### To do:
Skip the pictures and repeat each line of the data exactly.
>>>
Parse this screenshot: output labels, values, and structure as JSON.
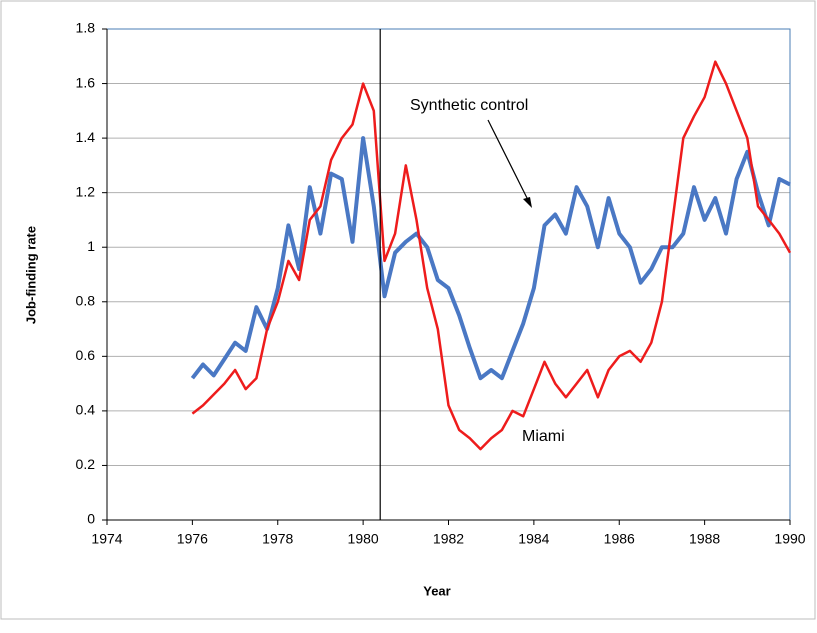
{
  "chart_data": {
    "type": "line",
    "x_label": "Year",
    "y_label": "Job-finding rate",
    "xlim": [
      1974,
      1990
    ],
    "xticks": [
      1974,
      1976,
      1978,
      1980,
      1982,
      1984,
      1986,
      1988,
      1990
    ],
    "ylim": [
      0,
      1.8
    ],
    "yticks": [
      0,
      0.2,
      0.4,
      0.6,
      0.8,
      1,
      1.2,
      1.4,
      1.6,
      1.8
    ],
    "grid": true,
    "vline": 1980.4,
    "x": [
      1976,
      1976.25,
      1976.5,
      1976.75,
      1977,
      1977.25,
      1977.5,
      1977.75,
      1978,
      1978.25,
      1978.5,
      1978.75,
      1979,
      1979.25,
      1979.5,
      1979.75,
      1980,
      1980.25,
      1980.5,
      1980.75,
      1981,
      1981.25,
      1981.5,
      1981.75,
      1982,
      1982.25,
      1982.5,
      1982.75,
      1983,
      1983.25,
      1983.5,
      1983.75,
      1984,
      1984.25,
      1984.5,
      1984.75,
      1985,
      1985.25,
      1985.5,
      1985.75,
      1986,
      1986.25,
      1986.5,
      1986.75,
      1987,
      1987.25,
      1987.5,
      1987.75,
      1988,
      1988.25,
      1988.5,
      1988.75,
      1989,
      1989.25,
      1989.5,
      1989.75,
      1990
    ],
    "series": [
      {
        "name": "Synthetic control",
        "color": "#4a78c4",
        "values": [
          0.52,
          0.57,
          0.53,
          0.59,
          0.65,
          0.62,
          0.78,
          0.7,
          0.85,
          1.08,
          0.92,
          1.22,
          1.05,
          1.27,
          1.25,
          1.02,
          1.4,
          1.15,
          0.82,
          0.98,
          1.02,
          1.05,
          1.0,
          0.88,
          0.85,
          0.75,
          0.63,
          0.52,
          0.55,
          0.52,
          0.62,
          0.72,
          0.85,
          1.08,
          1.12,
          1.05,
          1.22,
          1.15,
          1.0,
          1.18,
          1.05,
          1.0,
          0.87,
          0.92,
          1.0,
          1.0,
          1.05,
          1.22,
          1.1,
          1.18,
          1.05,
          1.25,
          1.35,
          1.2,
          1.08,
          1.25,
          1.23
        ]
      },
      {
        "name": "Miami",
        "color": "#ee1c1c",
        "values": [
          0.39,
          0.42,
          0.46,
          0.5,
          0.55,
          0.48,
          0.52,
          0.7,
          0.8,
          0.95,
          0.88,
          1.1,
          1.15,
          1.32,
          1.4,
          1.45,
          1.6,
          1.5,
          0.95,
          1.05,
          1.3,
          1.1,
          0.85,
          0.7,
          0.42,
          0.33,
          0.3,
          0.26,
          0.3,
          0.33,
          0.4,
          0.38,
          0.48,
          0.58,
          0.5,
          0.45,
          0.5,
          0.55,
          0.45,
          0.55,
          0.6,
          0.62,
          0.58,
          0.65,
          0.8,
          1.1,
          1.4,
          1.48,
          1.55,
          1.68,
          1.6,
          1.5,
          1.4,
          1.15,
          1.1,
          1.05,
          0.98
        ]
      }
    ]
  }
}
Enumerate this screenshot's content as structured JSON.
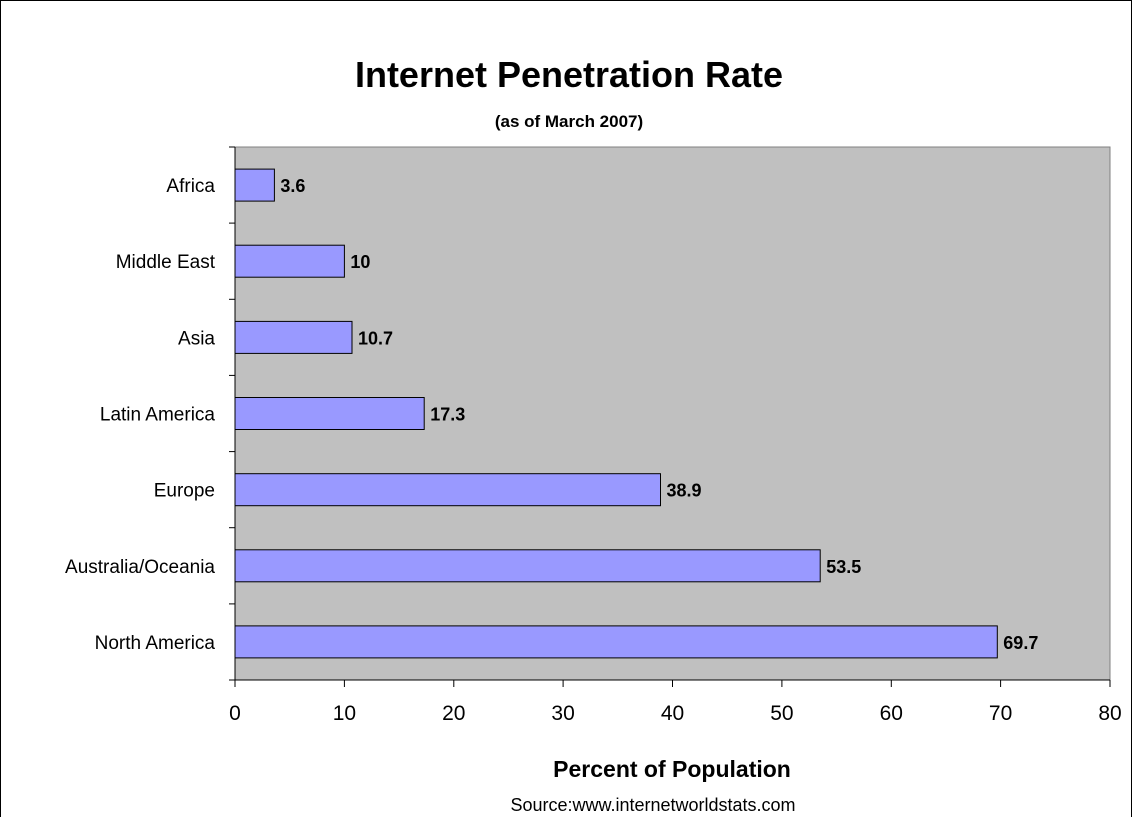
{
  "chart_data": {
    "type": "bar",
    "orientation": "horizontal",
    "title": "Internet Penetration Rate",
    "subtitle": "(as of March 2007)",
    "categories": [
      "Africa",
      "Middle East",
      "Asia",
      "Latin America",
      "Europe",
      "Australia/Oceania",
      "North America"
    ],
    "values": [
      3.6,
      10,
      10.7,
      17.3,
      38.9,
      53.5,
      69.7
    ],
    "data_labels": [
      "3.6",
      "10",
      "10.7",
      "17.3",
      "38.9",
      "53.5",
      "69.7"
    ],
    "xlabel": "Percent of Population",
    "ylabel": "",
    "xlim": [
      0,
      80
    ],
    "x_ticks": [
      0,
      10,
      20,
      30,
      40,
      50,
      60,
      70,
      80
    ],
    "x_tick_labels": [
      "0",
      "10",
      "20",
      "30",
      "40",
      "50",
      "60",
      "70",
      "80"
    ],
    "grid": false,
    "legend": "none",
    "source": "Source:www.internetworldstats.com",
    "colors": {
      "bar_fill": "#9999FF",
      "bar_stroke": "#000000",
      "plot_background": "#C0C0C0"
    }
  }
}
<<<
### Output:
Parse this screenshot: output labels, values, and structure as JSON.
{
  "chart_data": {
    "type": "line",
    "x_label": "Year",
    "y_label": "Job-finding rate",
    "xlim": [
      1974,
      1990
    ],
    "xticks": [
      1974,
      1976,
      1978,
      1980,
      1982,
      1984,
      1986,
      1988,
      1990
    ],
    "ylim": [
      0,
      1.8
    ],
    "yticks": [
      0,
      0.2,
      0.4,
      0.6,
      0.8,
      1,
      1.2,
      1.4,
      1.6,
      1.8
    ],
    "grid": true,
    "vline": 1980.4,
    "x": [
      1976,
      1976.25,
      1976.5,
      1976.75,
      1977,
      1977.25,
      1977.5,
      1977.75,
      1978,
      1978.25,
      1978.5,
      1978.75,
      1979,
      1979.25,
      1979.5,
      1979.75,
      1980,
      1980.25,
      1980.5,
      1980.75,
      1981,
      1981.25,
      1981.5,
      1981.75,
      1982,
      1982.25,
      1982.5,
      1982.75,
      1983,
      1983.25,
      1983.5,
      1983.75,
      1984,
      1984.25,
      1984.5,
      1984.75,
      1985,
      1985.25,
      1985.5,
      1985.75,
      1986,
      1986.25,
      1986.5,
      1986.75,
      1987,
      1987.25,
      1987.5,
      1987.75,
      1988,
      1988.25,
      1988.5,
      1988.75,
      1989,
      1989.25,
      1989.5,
      1989.75,
      1990
    ],
    "series": [
      {
        "name": "Synthetic control",
        "color": "#4a78c4",
        "values": [
          0.52,
          0.57,
          0.53,
          0.59,
          0.65,
          0.62,
          0.78,
          0.7,
          0.85,
          1.08,
          0.92,
          1.22,
          1.05,
          1.27,
          1.25,
          1.02,
          1.4,
          1.15,
          0.82,
          0.98,
          1.02,
          1.05,
          1.0,
          0.88,
          0.85,
          0.75,
          0.63,
          0.52,
          0.55,
          0.52,
          0.62,
          0.72,
          0.85,
          1.08,
          1.12,
          1.05,
          1.22,
          1.15,
          1.0,
          1.18,
          1.05,
          1.0,
          0.87,
          0.92,
          1.0,
          1.0,
          1.05,
          1.22,
          1.1,
          1.18,
          1.05,
          1.25,
          1.35,
          1.2,
          1.08,
          1.25,
          1.23
        ]
      },
      {
        "name": "Miami",
        "color": "#ee1c1c",
        "values": [
          0.39,
          0.42,
          0.46,
          0.5,
          0.55,
          0.48,
          0.52,
          0.7,
          0.8,
          0.95,
          0.88,
          1.1,
          1.15,
          1.32,
          1.4,
          1.45,
          1.6,
          1.5,
          0.95,
          1.05,
          1.3,
          1.1,
          0.85,
          0.7,
          0.42,
          0.33,
          0.3,
          0.26,
          0.3,
          0.33,
          0.4,
          0.38,
          0.48,
          0.58,
          0.5,
          0.45,
          0.5,
          0.55,
          0.45,
          0.55,
          0.6,
          0.62,
          0.58,
          0.65,
          0.8,
          1.1,
          1.4,
          1.48,
          1.55,
          1.68,
          1.6,
          1.5,
          1.4,
          1.15,
          1.1,
          1.05,
          0.98
        ]
      }
    ]
  }
}
Enumerate this screenshot's content as structured JSON.
{
  "chart_data": {
    "type": "bar",
    "orientation": "horizontal",
    "title": "Internet Penetration Rate",
    "subtitle": "(as of March 2007)",
    "categories": [
      "Africa",
      "Middle East",
      "Asia",
      "Latin America",
      "Europe",
      "Australia/Oceania",
      "North America"
    ],
    "values": [
      3.6,
      10,
      10.7,
      17.3,
      38.9,
      53.5,
      69.7
    ],
    "data_labels": [
      "3.6",
      "10",
      "10.7",
      "17.3",
      "38.9",
      "53.5",
      "69.7"
    ],
    "xlabel": "Percent of Population",
    "ylabel": "",
    "xlim": [
      0,
      80
    ],
    "x_ticks": [
      0,
      10,
      20,
      30,
      40,
      50,
      60,
      70,
      80
    ],
    "x_tick_labels": [
      "0",
      "10",
      "20",
      "30",
      "40",
      "50",
      "60",
      "70",
      "80"
    ],
    "grid": false,
    "legend": "none",
    "source": "Source:www.internetworldstats.com",
    "colors": {
      "bar_fill": "#9999FF",
      "bar_stroke": "#000000",
      "plot_background": "#C0C0C0"
    }
  }
}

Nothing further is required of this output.